[Chart and figure data]
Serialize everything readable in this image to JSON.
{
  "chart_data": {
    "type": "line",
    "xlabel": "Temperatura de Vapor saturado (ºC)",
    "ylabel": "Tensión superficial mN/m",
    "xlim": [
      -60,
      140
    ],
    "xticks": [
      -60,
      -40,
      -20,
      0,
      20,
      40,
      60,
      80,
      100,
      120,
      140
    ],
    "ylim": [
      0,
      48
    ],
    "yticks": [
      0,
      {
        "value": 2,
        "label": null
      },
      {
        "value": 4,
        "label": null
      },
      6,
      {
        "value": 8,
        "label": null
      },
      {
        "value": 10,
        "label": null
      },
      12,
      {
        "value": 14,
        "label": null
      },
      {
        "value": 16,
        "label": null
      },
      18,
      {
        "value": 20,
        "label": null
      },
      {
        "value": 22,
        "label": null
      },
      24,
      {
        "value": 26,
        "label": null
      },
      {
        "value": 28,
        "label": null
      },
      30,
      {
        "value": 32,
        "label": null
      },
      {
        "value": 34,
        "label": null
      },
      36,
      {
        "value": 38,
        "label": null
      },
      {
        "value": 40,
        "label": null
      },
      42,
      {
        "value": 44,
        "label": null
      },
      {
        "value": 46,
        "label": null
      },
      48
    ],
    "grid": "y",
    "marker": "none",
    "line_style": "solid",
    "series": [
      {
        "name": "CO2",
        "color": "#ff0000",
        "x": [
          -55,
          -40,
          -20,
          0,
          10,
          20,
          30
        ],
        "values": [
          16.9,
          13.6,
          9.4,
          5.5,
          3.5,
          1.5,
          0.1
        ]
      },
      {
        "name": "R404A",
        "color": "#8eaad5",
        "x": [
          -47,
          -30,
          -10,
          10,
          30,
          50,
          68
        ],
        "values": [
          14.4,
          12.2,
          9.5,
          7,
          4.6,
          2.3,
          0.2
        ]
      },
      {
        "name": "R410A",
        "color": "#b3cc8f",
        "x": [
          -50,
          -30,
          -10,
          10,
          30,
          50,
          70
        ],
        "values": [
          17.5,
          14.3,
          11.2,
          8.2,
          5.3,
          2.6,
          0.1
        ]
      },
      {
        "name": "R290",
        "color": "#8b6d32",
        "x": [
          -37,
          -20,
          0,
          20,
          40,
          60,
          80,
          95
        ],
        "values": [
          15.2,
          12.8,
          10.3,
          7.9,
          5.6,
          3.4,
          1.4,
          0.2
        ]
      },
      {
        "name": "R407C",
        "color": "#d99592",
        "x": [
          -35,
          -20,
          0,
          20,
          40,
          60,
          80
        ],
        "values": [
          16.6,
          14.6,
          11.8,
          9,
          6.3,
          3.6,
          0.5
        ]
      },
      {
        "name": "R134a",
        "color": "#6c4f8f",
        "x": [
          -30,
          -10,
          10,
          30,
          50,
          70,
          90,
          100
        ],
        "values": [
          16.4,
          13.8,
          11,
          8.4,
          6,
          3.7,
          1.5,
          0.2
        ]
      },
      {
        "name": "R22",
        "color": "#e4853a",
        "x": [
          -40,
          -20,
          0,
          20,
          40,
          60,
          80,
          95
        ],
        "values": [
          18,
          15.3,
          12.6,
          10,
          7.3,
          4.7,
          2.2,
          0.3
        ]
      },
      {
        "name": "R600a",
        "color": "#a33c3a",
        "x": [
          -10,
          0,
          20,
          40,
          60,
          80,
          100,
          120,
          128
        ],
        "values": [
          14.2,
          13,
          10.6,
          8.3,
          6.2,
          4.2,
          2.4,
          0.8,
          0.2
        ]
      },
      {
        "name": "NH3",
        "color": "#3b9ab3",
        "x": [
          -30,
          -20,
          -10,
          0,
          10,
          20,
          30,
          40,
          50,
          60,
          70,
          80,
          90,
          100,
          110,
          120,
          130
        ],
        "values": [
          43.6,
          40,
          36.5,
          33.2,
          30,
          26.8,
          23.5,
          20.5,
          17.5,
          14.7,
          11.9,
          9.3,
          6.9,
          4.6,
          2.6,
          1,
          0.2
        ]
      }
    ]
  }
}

WHAT TO PRODUCE: Each line of the data that includes the word "name" counts once; report the total and nothing more.

FINAL ANSWER: 9